Saved data entries:
━━━━━━━━━━━━━━━━━━━━
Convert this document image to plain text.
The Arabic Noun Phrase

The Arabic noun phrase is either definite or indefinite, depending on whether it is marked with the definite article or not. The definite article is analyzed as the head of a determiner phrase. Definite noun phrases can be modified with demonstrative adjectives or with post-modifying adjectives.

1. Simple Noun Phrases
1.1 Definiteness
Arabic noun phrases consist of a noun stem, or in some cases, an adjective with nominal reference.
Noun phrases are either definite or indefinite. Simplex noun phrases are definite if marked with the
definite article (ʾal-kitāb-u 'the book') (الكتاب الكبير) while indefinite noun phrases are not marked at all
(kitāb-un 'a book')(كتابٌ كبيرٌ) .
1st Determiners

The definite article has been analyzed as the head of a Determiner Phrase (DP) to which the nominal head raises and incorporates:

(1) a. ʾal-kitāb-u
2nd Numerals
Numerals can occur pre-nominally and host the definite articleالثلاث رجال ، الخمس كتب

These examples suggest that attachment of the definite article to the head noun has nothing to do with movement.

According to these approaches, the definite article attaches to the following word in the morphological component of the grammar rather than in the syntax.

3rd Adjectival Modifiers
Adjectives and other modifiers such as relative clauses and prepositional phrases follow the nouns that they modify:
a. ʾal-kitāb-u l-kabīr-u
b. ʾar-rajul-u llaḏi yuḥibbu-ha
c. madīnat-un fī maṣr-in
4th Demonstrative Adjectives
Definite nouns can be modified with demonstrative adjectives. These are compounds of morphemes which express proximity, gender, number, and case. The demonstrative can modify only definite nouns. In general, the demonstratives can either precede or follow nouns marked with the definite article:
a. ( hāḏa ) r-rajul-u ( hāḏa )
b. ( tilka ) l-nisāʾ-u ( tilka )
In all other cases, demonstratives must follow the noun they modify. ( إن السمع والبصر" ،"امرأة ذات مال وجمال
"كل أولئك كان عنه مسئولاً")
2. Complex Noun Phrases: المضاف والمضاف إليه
━━━━━━━━━━━━━━━━━━━━
[Exercise requirements]
List all lines in the material containing the string "kitāb".

[Solution for this exercise]
definite article (ʾal-kitāb-u 'the book') (الكتاب الكبير) while indefinite noun phrases are not marked at all
(kitāb-un 'a book')(كتابٌ كبيرٌ) .
(1) a. ʾal-kitāb-u
a. ʾal-kitāb-u l-kabīr-u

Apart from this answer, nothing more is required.